>> begin Records supplied

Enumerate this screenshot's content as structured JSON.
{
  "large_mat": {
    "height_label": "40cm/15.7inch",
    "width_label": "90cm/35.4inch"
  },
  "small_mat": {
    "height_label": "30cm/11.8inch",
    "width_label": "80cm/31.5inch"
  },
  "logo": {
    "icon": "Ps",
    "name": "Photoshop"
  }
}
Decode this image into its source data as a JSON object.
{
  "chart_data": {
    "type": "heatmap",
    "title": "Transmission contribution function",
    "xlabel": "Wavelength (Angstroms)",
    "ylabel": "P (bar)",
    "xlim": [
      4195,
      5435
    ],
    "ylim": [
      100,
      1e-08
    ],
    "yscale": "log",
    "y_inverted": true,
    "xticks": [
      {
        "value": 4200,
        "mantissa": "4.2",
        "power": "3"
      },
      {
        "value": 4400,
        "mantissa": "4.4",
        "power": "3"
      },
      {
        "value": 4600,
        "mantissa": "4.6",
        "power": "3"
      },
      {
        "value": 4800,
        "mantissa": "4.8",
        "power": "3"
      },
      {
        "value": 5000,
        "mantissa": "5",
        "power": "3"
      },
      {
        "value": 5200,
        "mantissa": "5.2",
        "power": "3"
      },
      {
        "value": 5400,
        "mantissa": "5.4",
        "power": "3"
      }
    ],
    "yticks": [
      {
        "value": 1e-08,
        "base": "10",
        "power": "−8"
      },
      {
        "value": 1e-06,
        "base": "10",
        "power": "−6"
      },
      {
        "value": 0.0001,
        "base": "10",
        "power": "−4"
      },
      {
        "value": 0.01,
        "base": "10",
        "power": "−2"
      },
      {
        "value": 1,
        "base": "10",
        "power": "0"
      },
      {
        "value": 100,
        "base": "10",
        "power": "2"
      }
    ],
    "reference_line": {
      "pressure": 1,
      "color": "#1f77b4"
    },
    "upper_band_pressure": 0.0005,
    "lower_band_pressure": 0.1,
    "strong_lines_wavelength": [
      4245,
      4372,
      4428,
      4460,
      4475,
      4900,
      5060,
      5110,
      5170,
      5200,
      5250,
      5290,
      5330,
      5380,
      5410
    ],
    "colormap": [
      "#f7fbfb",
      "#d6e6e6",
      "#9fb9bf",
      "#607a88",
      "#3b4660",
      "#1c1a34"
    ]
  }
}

>> end Records supplied

Quote each line of the listing above exactly.

--- Solution to this task ---
Enumerate this screenshot's content as structured JSON.
{
  "large_mat": {
    "height_label": "40cm/15.7inch",
    "width_label": "90cm/35.4inch"
  },
  "small_mat": {
    "height_label": "30cm/11.8inch",
    "width_label": "80cm/31.5inch"
  },
  "logo": {
    "icon": "Ps",
    "name": "Photoshop"
  }
}
Decode this image into its source data as a JSON object.
{
  "chart_data": {
    "type": "heatmap",
    "title": "Transmission contribution function",
    "xlabel": "Wavelength (Angstroms)",
    "ylabel": "P (bar)",
    "xlim": [
      4195,
      5435
    ],
    "ylim": [
      100,
      1e-08
    ],
    "yscale": "log",
    "y_inverted": true,
    "xticks": [
      {
        "value": 4200,
        "mantissa": "4.2",
        "power": "3"
      },
      {
        "value": 4400,
        "mantissa": "4.4",
        "power": "3"
      },
      {
        "value": 4600,
        "mantissa": "4.6",
        "power": "3"
      },
      {
        "value": 4800,
        "mantissa": "4.8",
        "power": "3"
      },
      {
        "value": 5000,
        "mantissa": "5",
        "power": "3"
      },
      {
        "value": 5200,
        "mantissa": "5.2",
        "power": "3"
      },
      {
        "value": 5400,
        "mantissa": "5.4",
        "power": "3"
      }
    ],
    "yticks": [
      {
        "value": 1e-08,
        "base": "10",
        "power": "−8"
      },
      {
        "value": 1e-06,
        "base": "10",
        "power": "−6"
      },
      {
        "value": 0.0001,
        "base": "10",
        "power": "−4"
      },
      {
        "value": 0.01,
        "base": "10",
        "power": "−2"
      },
      {
        "value": 1,
        "base": "10",
        "power": "0"
      },
      {
        "value": 100,
        "base": "10",
        "power": "2"
      }
    ],
    "reference_line": {
      "pressure": 1,
      "color": "#1f77b4"
    },
    "upper_band_pressure": 0.0005,
    "lower_band_pressure": 0.1,
    "strong_lines_wavelength": [
      4245,
      4372,
      4428,
      4460,
      4475,
      4900,
      5060,
      5110,
      5170,
      5200,
      5250,
      5290,
      5330,
      5380,
      5410
    ],
    "colormap": [
      "#f7fbfb",
      "#d6e6e6",
      "#9fb9bf",
      "#607a88",
      "#3b4660",
      "#1c1a34"
    ]
  }
}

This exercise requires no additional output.